(Data entries)
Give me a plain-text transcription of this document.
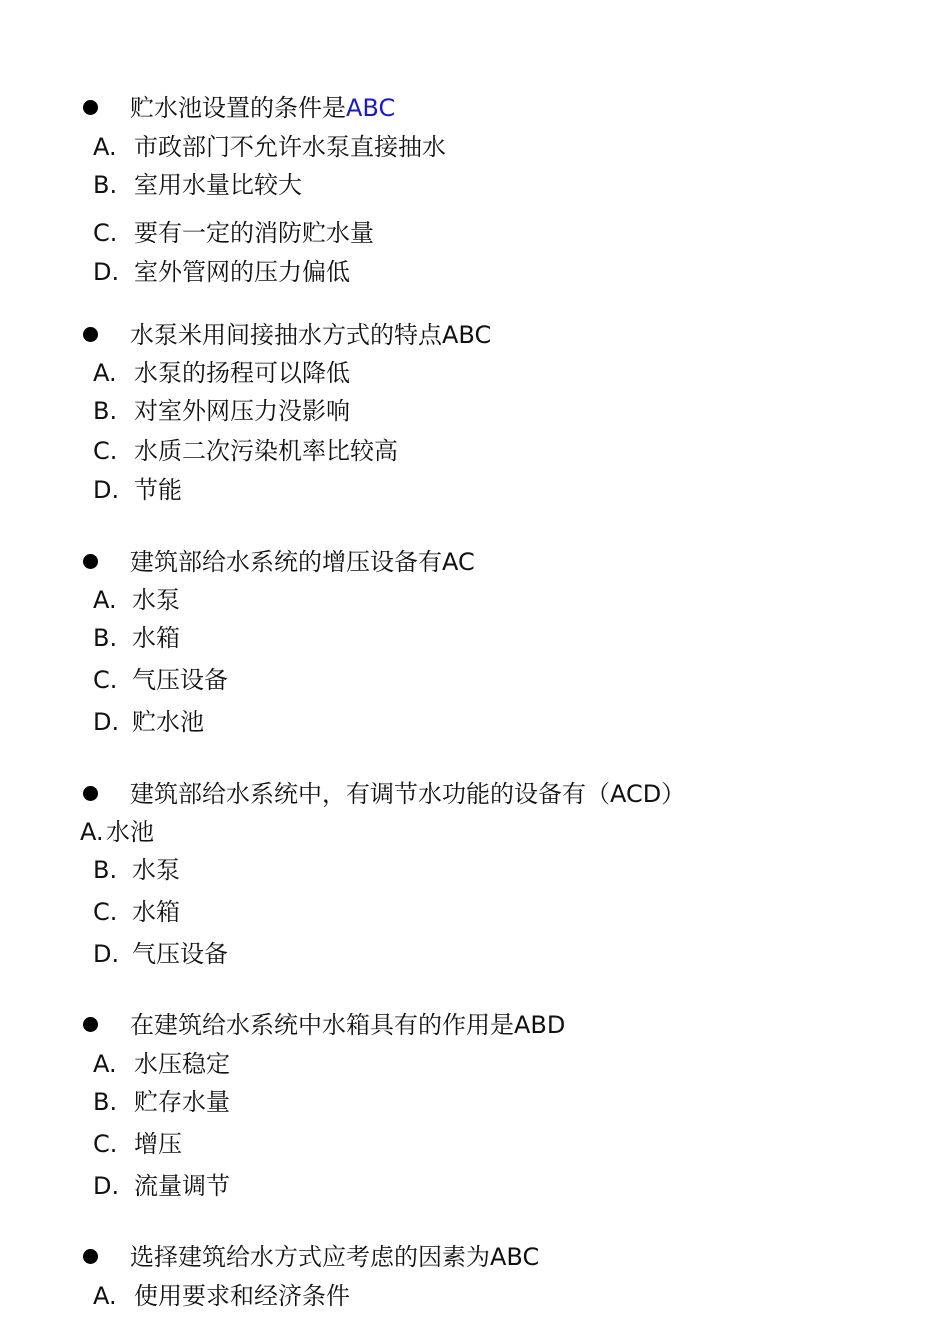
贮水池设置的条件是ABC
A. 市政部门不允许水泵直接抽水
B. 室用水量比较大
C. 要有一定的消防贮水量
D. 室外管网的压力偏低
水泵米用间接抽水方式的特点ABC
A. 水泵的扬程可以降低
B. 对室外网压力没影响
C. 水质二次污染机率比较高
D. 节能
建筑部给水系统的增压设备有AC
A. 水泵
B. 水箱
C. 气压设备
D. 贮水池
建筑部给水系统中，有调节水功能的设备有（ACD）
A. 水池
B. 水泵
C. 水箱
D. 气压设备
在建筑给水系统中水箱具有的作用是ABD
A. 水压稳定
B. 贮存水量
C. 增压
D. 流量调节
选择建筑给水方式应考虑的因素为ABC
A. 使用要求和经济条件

Task directions → Print each line of the material above exactly, with the pictures removed from your copy.

Exercise answer →
Give me a plain-text transcription of this document.
贮水池设置的条件是ABC
A. 市政部门不允许水泵直接抽水
B. 室用水量比较大
C. 要有一定的消防贮水量
D. 室外管网的压力偏低
水泵米用间接抽水方式的特点ABC
A. 水泵的扬程可以降低
B. 对室外网压力没影响
C. 水质二次污染机率比较高
D. 节能
建筑部给水系统的增压设备有AC
A. 水泵
B. 水箱
C. 气压设备
D. 贮水池
建筑部给水系统中，有调节水功能的设备有（ACD）
A. 水池
B. 水泵
C. 水箱
D. 气压设备
在建筑给水系统中水箱具有的作用是ABD
A. 水压稳定
B. 贮存水量
C. 增压
D. 流量调节
选择建筑给水方式应考虑的因素为ABC
A. 使用要求和经济条件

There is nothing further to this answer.